_Your objective_
All records below must be retyped exactly.

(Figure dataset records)
——————

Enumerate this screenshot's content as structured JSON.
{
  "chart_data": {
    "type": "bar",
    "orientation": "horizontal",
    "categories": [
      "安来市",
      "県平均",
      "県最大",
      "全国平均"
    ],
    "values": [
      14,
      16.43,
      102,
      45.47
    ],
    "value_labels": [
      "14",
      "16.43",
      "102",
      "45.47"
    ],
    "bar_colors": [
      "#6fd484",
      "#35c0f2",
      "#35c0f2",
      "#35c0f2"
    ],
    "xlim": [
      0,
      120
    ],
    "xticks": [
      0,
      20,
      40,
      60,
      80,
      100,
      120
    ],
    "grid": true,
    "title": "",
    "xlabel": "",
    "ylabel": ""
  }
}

——————

_Written solution_
Enumerate this screenshot's content as structured JSON.
{
  "chart_data": {
    "type": "bar",
    "orientation": "horizontal",
    "categories": [
      "安来市",
      "県平均",
      "県最大",
      "全国平均"
    ],
    "values": [
      14,
      16.43,
      102,
      45.47
    ],
    "value_labels": [
      "14",
      "16.43",
      "102",
      "45.47"
    ],
    "bar_colors": [
      "#6fd484",
      "#35c0f2",
      "#35c0f2",
      "#35c0f2"
    ],
    "xlim": [
      0,
      120
    ],
    "xticks": [
      0,
      20,
      40,
      60,
      80,
      100,
      120
    ],
    "grid": true,
    "title": "",
    "xlabel": "",
    "ylabel": ""
  }
}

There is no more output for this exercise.